>>>>>
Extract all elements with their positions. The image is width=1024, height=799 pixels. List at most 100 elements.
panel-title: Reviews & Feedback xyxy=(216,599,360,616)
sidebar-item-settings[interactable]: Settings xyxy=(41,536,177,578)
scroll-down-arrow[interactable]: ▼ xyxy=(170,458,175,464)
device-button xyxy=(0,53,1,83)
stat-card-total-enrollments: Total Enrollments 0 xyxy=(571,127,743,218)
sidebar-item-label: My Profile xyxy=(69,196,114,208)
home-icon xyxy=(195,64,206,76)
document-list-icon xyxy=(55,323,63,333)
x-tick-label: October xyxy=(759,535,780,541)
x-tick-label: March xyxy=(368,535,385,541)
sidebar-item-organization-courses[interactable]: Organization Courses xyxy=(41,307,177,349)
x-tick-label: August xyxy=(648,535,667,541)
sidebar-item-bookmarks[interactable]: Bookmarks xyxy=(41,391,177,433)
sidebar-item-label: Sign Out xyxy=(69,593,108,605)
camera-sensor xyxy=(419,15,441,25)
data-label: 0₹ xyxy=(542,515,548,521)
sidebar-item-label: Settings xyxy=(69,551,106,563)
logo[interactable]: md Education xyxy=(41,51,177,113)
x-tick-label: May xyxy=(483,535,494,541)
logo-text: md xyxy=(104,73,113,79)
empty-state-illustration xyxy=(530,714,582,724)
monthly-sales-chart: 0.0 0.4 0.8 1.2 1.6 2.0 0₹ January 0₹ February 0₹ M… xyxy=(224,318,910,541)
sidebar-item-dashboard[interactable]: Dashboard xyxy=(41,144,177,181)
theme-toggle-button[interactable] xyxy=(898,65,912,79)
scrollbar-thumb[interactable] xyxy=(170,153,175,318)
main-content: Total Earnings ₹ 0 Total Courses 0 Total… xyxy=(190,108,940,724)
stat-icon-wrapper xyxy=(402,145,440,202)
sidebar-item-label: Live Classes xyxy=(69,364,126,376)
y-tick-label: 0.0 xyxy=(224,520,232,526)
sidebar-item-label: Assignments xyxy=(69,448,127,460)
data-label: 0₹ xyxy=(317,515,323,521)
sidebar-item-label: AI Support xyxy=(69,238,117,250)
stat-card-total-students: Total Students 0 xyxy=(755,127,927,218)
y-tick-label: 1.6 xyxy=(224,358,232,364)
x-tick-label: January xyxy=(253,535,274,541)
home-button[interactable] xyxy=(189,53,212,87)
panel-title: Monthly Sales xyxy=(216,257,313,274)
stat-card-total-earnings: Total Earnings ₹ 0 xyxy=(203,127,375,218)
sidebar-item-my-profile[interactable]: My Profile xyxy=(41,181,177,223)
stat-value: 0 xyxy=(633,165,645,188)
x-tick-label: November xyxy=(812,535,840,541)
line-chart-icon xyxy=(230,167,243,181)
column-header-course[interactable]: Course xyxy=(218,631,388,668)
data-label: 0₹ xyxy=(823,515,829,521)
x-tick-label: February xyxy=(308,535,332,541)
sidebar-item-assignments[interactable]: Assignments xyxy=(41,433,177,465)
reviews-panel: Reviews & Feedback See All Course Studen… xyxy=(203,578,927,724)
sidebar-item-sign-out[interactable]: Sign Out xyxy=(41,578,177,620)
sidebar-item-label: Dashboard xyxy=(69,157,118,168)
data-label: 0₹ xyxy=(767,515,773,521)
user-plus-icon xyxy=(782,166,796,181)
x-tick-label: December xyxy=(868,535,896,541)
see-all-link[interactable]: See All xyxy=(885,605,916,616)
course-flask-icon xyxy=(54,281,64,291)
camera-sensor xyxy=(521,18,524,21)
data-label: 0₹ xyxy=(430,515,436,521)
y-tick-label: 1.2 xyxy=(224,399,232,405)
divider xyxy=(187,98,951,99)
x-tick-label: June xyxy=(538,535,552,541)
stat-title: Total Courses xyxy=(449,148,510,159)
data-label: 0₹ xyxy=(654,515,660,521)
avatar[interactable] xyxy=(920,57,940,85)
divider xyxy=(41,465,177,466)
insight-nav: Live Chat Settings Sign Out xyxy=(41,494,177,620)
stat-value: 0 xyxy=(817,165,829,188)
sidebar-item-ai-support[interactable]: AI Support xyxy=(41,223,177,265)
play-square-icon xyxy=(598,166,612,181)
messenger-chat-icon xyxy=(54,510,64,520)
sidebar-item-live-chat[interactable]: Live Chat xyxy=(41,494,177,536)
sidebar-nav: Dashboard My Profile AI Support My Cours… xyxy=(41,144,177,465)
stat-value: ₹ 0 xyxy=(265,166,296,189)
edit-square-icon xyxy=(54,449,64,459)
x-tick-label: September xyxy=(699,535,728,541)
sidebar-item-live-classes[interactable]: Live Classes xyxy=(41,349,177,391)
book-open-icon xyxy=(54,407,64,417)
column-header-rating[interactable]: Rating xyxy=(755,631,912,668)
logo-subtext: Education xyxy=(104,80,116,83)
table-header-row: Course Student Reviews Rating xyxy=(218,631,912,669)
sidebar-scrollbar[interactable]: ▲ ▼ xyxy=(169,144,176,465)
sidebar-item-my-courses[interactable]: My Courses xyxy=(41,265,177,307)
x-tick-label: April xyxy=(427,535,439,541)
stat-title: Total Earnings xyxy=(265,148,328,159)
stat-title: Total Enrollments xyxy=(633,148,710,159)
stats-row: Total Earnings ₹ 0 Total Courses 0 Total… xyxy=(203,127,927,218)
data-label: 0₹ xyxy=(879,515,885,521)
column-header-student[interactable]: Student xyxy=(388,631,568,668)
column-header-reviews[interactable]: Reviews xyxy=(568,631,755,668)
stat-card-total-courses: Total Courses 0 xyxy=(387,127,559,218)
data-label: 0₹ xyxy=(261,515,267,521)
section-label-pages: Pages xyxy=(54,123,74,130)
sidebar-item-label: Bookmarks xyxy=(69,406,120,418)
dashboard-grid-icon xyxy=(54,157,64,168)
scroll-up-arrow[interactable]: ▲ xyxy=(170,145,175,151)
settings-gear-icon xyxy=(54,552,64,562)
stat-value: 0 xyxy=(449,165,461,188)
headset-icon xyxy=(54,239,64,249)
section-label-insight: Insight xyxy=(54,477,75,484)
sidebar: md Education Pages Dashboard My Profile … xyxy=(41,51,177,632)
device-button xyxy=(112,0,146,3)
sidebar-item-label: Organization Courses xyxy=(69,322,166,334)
<<<<<
### Task description
Copy the listing exactly, beginning at its first line and ending after the line that contains "scrollbar-thumb[interactable] xyxy=(170,153,175,318)".

### Full solution
Extract all elements with their positions. The image is width=1024, height=799 pixels. List at most 100 elements.
panel-title: Reviews & Feedback xyxy=(216,599,360,616)
sidebar-item-settings[interactable]: Settings xyxy=(41,536,177,578)
scroll-down-arrow[interactable]: ▼ xyxy=(170,458,175,464)
device-button xyxy=(0,53,1,83)
stat-card-total-enrollments: Total Enrollments 0 xyxy=(571,127,743,218)
sidebar-item-label: My Profile xyxy=(69,196,114,208)
home-icon xyxy=(195,64,206,76)
document-list-icon xyxy=(55,323,63,333)
x-tick-label: October xyxy=(759,535,780,541)
x-tick-label: March xyxy=(368,535,385,541)
sidebar-item-organization-courses[interactable]: Organization Courses xyxy=(41,307,177,349)
x-tick-label: August xyxy=(648,535,667,541)
sidebar-item-bookmarks[interactable]: Bookmarks xyxy=(41,391,177,433)
sidebar-item-label: Sign Out xyxy=(69,593,108,605)
camera-sensor xyxy=(419,15,441,25)
data-label: 0₹ xyxy=(542,515,548,521)
sidebar-item-label: Settings xyxy=(69,551,106,563)
logo[interactable]: md Education xyxy=(41,51,177,113)
x-tick-label: May xyxy=(483,535,494,541)
logo-text: md xyxy=(104,73,113,79)
empty-state-illustration xyxy=(530,714,582,724)
monthly-sales-chart: 0.0 0.4 0.8 1.2 1.6 2.0 0₹ January 0₹ February 0₹ M… xyxy=(224,318,910,541)
sidebar-item-dashboard[interactable]: Dashboard xyxy=(41,144,177,181)
theme-toggle-button[interactable] xyxy=(898,65,912,79)
scrollbar-thumb[interactable] xyxy=(170,153,175,318)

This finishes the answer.